- _Given exercise_
Show, in full, each line of the data that contains "italics".

- _Data excerpts_
◇ ◇ ◇ ◇
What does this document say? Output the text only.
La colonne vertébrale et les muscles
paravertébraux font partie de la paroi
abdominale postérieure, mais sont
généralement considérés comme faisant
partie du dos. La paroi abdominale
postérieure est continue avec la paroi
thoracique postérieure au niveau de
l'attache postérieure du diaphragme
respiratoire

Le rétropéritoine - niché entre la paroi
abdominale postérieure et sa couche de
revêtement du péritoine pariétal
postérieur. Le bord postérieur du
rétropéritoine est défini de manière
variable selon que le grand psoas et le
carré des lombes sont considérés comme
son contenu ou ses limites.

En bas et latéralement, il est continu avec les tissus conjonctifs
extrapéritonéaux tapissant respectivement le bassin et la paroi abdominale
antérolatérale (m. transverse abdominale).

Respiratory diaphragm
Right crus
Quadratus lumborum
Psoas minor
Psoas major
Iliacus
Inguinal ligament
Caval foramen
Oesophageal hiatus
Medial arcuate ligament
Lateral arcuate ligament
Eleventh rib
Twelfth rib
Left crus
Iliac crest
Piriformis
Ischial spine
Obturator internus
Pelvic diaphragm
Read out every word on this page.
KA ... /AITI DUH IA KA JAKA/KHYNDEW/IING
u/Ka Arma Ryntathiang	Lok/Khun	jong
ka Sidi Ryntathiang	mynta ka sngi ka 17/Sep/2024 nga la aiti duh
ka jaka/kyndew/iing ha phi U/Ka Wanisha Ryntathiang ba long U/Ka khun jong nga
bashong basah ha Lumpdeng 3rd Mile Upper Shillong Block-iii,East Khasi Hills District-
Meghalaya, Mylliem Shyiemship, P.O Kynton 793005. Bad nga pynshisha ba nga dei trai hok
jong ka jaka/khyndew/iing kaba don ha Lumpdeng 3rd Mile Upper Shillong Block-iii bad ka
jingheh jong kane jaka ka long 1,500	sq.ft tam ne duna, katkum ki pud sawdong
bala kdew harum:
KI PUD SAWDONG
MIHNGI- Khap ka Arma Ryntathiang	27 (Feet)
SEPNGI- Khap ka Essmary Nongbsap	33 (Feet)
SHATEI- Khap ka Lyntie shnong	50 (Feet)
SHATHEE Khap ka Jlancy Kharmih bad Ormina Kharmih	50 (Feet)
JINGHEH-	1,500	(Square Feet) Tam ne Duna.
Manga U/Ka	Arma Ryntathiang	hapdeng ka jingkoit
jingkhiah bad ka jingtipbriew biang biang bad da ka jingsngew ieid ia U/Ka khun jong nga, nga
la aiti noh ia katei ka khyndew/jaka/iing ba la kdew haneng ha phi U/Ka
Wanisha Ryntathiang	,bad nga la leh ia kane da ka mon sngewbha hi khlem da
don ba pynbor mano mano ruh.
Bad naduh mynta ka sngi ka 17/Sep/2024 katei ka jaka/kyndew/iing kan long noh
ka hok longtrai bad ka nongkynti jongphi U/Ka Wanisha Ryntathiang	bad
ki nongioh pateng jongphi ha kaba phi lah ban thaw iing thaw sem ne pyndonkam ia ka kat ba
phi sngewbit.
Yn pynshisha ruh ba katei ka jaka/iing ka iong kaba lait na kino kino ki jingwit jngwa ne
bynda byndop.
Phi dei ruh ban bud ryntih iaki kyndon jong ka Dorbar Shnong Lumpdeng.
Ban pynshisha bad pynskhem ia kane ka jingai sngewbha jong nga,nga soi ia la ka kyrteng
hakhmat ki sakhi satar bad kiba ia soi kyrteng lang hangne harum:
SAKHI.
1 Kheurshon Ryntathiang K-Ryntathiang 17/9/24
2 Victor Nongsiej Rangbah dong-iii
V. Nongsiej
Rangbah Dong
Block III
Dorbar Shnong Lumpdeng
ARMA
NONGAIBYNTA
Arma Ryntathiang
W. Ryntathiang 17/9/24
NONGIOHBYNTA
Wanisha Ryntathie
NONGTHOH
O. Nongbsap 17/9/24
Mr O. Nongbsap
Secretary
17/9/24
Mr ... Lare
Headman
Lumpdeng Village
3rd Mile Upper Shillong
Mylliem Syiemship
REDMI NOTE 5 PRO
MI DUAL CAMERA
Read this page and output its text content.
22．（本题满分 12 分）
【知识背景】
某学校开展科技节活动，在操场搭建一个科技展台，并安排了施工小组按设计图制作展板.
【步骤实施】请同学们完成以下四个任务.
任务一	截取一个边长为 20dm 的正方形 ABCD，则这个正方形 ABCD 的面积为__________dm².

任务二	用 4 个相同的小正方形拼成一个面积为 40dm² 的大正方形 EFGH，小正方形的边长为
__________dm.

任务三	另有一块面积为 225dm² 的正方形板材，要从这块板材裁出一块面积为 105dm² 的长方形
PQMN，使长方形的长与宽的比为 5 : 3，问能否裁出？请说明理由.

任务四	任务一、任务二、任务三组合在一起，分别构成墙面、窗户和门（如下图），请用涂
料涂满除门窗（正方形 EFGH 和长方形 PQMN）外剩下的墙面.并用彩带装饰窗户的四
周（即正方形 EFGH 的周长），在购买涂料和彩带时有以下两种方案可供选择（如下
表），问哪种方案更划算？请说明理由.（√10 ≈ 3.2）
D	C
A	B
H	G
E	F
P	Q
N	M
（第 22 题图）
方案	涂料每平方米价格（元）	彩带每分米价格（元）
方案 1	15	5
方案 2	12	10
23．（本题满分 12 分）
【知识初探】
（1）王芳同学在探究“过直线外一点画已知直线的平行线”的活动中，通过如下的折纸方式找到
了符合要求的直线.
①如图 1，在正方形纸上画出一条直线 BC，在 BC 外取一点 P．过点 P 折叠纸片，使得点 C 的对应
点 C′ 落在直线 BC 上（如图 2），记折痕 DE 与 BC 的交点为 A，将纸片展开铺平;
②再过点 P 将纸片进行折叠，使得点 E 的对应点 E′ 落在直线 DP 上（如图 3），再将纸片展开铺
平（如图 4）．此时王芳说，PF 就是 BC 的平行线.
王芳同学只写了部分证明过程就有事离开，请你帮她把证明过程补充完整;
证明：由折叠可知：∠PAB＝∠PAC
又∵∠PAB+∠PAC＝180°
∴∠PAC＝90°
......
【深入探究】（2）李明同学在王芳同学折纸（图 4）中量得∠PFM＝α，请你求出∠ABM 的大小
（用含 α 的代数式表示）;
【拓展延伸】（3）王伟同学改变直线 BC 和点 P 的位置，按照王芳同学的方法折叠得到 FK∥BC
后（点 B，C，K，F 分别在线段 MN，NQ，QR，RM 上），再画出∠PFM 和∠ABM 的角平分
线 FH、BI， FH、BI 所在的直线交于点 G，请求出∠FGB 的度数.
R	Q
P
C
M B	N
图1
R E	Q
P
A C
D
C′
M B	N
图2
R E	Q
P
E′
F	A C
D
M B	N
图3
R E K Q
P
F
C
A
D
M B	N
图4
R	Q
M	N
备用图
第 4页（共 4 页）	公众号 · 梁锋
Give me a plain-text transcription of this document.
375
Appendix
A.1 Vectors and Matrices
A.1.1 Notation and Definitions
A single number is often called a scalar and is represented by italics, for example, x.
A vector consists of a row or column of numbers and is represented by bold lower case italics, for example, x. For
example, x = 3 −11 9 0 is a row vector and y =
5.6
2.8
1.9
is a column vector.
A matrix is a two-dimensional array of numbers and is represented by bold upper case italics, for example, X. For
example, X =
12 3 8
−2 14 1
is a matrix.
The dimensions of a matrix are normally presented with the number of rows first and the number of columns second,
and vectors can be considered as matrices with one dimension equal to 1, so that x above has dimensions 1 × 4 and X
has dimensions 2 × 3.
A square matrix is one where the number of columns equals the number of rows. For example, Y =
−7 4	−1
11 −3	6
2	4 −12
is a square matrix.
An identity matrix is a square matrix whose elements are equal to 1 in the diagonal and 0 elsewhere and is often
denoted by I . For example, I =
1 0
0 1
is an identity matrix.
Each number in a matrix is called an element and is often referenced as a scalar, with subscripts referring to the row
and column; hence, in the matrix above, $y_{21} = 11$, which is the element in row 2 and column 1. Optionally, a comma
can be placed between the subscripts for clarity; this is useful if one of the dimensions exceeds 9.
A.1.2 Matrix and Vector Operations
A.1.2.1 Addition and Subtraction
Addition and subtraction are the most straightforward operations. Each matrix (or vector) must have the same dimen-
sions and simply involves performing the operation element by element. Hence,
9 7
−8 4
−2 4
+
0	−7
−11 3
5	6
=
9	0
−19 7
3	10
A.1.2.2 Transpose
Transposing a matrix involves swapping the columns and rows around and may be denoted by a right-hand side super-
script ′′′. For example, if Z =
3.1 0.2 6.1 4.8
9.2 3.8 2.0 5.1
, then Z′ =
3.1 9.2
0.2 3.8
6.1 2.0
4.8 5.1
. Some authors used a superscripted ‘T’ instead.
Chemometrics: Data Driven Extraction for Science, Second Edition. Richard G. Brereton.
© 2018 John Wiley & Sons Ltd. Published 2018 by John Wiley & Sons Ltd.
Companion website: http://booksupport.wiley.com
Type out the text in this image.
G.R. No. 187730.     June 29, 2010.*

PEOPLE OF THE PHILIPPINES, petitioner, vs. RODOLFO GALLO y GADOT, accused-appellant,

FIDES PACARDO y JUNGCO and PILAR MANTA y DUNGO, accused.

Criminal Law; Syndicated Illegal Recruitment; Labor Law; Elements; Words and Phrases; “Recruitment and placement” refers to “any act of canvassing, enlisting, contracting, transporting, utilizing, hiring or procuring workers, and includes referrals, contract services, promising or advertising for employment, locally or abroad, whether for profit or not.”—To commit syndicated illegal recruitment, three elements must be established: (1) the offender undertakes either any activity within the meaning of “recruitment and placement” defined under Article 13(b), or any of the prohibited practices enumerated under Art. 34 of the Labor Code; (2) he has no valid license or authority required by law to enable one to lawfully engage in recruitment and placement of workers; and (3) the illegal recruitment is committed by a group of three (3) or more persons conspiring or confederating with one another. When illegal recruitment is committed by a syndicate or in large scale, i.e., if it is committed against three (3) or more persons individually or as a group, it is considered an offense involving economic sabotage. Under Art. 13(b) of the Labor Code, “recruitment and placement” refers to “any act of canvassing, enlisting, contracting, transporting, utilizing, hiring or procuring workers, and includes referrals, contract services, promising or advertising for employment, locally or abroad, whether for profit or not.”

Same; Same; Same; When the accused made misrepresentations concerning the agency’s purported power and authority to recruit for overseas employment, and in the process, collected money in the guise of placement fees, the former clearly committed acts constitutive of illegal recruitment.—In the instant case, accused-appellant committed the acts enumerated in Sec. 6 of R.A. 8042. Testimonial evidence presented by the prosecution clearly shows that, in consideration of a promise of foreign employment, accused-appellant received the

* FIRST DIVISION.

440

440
◇ ◇ ◇ ◇
- _Exercise response_
A single number is often called a scalar and is represented by italics, for example, x.
A vector consists of a row or column of numbers and is represented by bold lower case italics, for example, x. For
A matrix is a two-dimensional array of numbers and is represented by bold upper case italics, for example, X. For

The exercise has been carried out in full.